• _Do this_
Reproduce the listing below exactly, minus its pictures.

Data excerpts
╭──
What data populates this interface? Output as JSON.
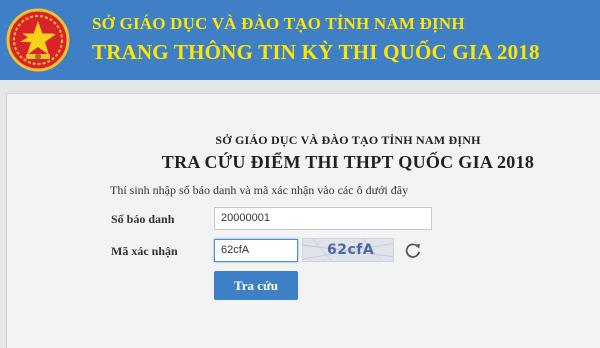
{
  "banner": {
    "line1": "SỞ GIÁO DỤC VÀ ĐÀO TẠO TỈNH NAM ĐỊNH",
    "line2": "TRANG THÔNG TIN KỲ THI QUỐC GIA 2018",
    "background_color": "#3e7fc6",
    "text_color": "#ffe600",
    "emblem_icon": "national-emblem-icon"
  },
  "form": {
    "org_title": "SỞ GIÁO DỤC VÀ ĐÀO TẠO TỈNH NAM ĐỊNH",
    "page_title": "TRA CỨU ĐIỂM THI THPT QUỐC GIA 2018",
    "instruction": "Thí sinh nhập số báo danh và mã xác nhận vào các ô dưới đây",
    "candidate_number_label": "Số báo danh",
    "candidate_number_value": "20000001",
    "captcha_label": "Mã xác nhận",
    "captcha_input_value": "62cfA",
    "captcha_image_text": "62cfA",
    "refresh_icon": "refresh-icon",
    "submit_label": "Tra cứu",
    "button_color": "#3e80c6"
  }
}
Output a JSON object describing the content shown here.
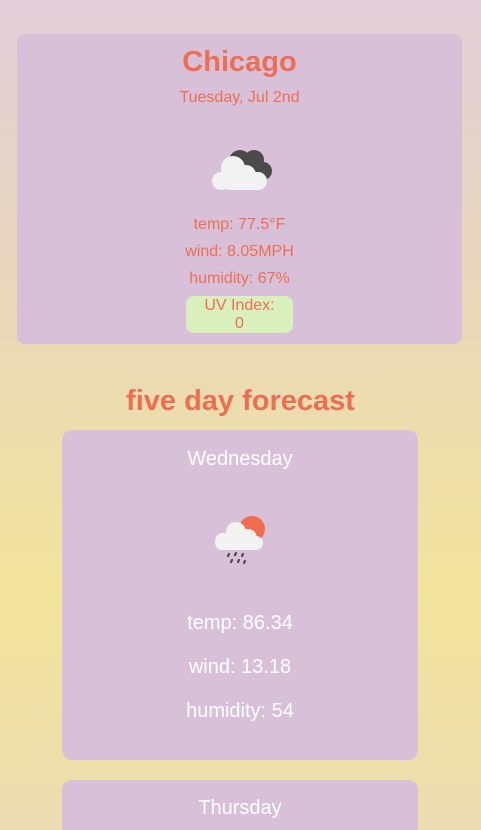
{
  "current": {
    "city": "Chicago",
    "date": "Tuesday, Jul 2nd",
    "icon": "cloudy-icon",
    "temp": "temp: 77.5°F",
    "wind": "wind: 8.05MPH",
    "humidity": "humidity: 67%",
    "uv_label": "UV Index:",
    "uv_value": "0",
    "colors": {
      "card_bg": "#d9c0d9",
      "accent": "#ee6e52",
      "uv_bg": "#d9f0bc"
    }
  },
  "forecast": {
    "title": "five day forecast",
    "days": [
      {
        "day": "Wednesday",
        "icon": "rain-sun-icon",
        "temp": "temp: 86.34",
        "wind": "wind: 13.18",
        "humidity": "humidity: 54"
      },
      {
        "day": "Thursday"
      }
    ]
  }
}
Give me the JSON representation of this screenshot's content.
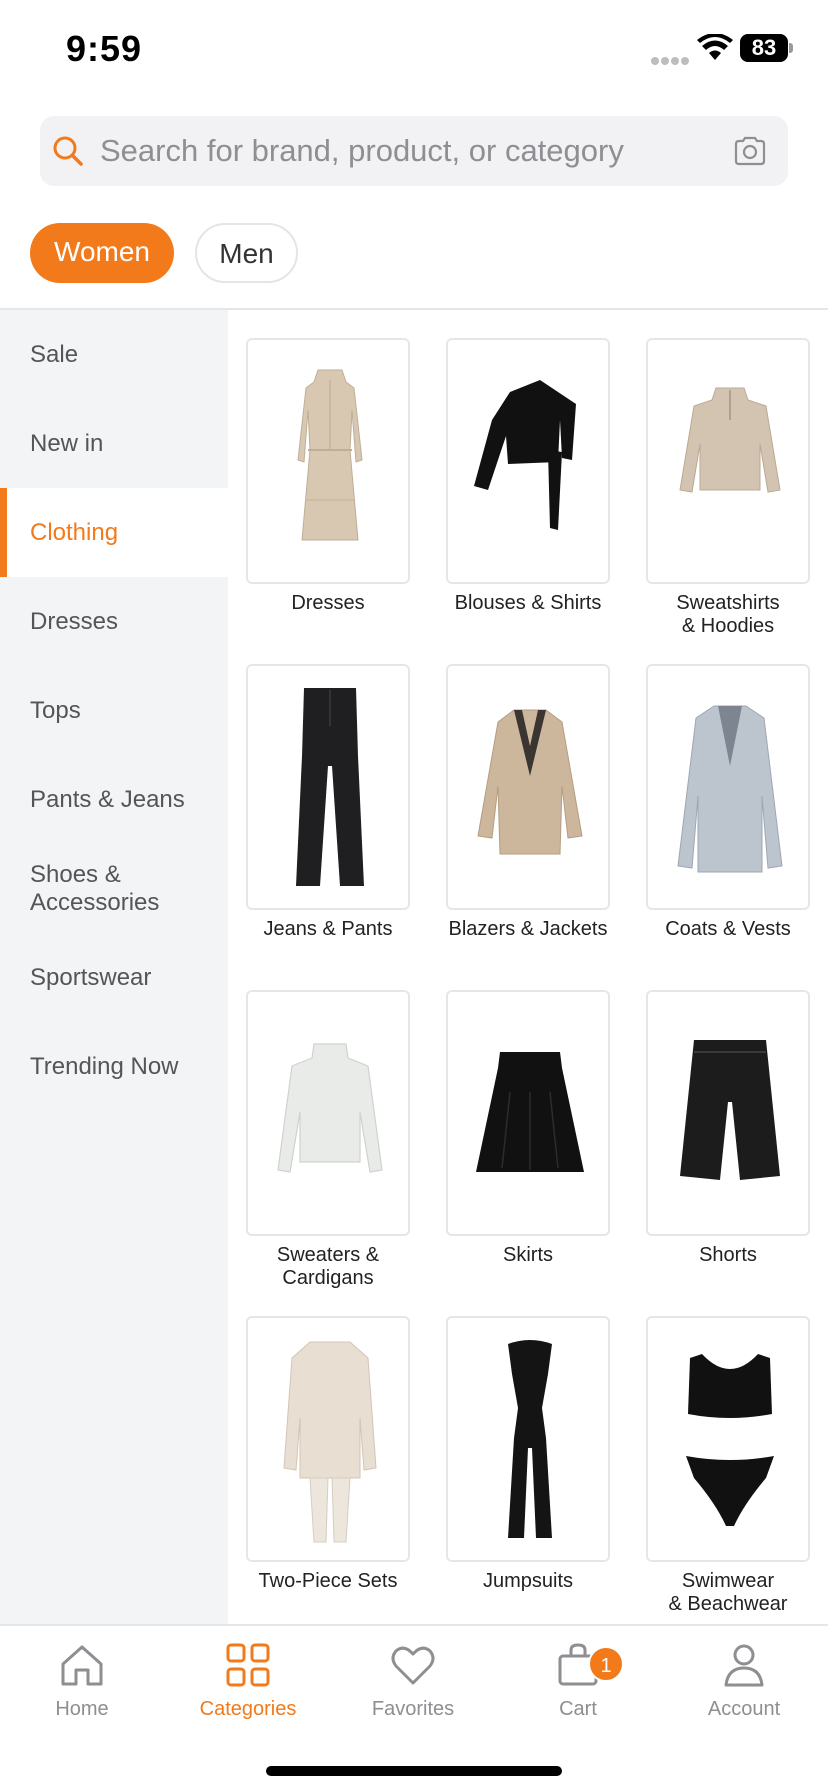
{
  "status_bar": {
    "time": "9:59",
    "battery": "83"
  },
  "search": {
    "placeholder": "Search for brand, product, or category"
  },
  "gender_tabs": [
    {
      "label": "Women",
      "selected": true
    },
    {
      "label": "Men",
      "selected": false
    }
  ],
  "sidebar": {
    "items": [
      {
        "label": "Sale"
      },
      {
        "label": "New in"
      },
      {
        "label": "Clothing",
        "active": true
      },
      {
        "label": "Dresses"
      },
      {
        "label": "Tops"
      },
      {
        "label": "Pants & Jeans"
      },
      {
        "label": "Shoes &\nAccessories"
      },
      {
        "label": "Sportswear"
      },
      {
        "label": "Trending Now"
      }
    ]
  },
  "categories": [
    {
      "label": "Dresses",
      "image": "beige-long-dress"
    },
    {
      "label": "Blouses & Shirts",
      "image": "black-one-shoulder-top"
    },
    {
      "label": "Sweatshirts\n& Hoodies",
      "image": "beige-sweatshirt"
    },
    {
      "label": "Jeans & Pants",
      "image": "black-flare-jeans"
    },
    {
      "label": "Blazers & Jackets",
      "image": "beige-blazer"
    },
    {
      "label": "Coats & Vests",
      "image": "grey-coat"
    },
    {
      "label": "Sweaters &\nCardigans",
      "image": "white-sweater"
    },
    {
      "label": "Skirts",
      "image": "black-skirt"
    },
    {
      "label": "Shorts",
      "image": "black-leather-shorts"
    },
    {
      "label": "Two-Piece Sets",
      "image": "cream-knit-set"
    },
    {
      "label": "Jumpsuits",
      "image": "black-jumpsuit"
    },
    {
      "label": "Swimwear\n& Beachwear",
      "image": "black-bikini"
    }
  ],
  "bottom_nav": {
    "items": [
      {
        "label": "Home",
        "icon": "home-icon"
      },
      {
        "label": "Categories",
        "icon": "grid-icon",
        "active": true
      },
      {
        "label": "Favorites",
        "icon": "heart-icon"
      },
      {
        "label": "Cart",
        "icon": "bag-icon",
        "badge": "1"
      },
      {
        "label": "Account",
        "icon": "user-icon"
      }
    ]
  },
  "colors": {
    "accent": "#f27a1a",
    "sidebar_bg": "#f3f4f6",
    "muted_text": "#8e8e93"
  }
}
╰──
• _Result of this task_
What data populates this interface? Output as JSON.
{
  "banner": {
    "line1": "SỞ GIÁO DỤC VÀ ĐÀO TẠO TỈNH NAM ĐỊNH",
    "line2": "TRANG THÔNG TIN KỲ THI QUỐC GIA 2018",
    "background_color": "#3e7fc6",
    "text_color": "#ffe600",
    "emblem_icon": "national-emblem-icon"
  },
  "form": {
    "org_title": "SỞ GIÁO DỤC VÀ ĐÀO TẠO TỈNH NAM ĐỊNH",
    "page_title": "TRA CỨU ĐIỂM THI THPT QUỐC GIA 2018",
    "instruction": "Thí sinh nhập số báo danh và mã xác nhận vào các ô dưới đây",
    "candidate_number_label": "Số báo danh",
    "candidate_number_value": "20000001",
    "captcha_label": "Mã xác nhận",
    "captcha_input_value": "62cfA",
    "captcha_image_text": "62cfA",
    "refresh_icon": "refresh-icon",
    "submit_label": "Tra cứu",
    "button_color": "#3e80c6"
  }
}
Output a JSON object describing the content shown here.
{
  "current": {
    "city": "Chicago",
    "date": "Tuesday, Jul 2nd",
    "icon": "cloudy-icon",
    "temp": "temp: 77.5°F",
    "wind": "wind: 8.05MPH",
    "humidity": "humidity: 67%",
    "uv_label": "UV Index:",
    "uv_value": "0",
    "colors": {
      "card_bg": "#d9c0d9",
      "accent": "#ee6e52",
      "uv_bg": "#d9f0bc"
    }
  },
  "forecast": {
    "title": "five day forecast",
    "days": [
      {
        "day": "Wednesday",
        "icon": "rain-sun-icon",
        "temp": "temp: 86.34",
        "wind": "wind: 13.18",
        "humidity": "humidity: 54"
      },
      {
        "day": "Thursday"
      }
    ]
  }
}
Give me the JSON representation of this screenshot's content.
{
  "status_bar": {
    "time": "9:59",
    "battery": "83"
  },
  "search": {
    "placeholder": "Search for brand, product, or category"
  },
  "gender_tabs": [
    {
      "label": "Women",
      "selected": true
    },
    {
      "label": "Men",
      "selected": false
    }
  ],
  "sidebar": {
    "items": [
      {
        "label": "Sale"
      },
      {
        "label": "New in"
      },
      {
        "label": "Clothing",
        "active": true
      },
      {
        "label": "Dresses"
      },
      {
        "label": "Tops"
      },
      {
        "label": "Pants & Jeans"
      },
      {
        "label": "Shoes &\nAccessories"
      },
      {
        "label": "Sportswear"
      },
      {
        "label": "Trending Now"
      }
    ]
  },
  "categories": [
    {
      "label": "Dresses",
      "image": "beige-long-dress"
    },
    {
      "label": "Blouses & Shirts",
      "image": "black-one-shoulder-top"
    },
    {
      "label": "Sweatshirts\n& Hoodies",
      "image": "beige-sweatshirt"
    },
    {
      "label": "Jeans & Pants",
      "image": "black-flare-jeans"
    },
    {
      "label": "Blazers & Jackets",
      "image": "beige-blazer"
    },
    {
      "label": "Coats & Vests",
      "image": "grey-coat"
    },
    {
      "label": "Sweaters &\nCardigans",
      "image": "white-sweater"
    },
    {
      "label": "Skirts",
      "image": "black-skirt"
    },
    {
      "label": "Shorts",
      "image": "black-leather-shorts"
    },
    {
      "label": "Two-Piece Sets",
      "image": "cream-knit-set"
    },
    {
      "label": "Jumpsuits",
      "image": "black-jumpsuit"
    },
    {
      "label": "Swimwear\n& Beachwear",
      "image": "black-bikini"
    }
  ],
  "bottom_nav": {
    "items": [
      {
        "label": "Home",
        "icon": "home-icon"
      },
      {
        "label": "Categories",
        "icon": "grid-icon",
        "active": true
      },
      {
        "label": "Favorites",
        "icon": "heart-icon"
      },
      {
        "label": "Cart",
        "icon": "bag-icon",
        "badge": "1"
      },
      {
        "label": "Account",
        "icon": "user-icon"
      }
    ]
  },
  "colors": {
    "accent": "#f27a1a",
    "sidebar_bg": "#f3f4f6",
    "muted_text": "#8e8e93"
  }
}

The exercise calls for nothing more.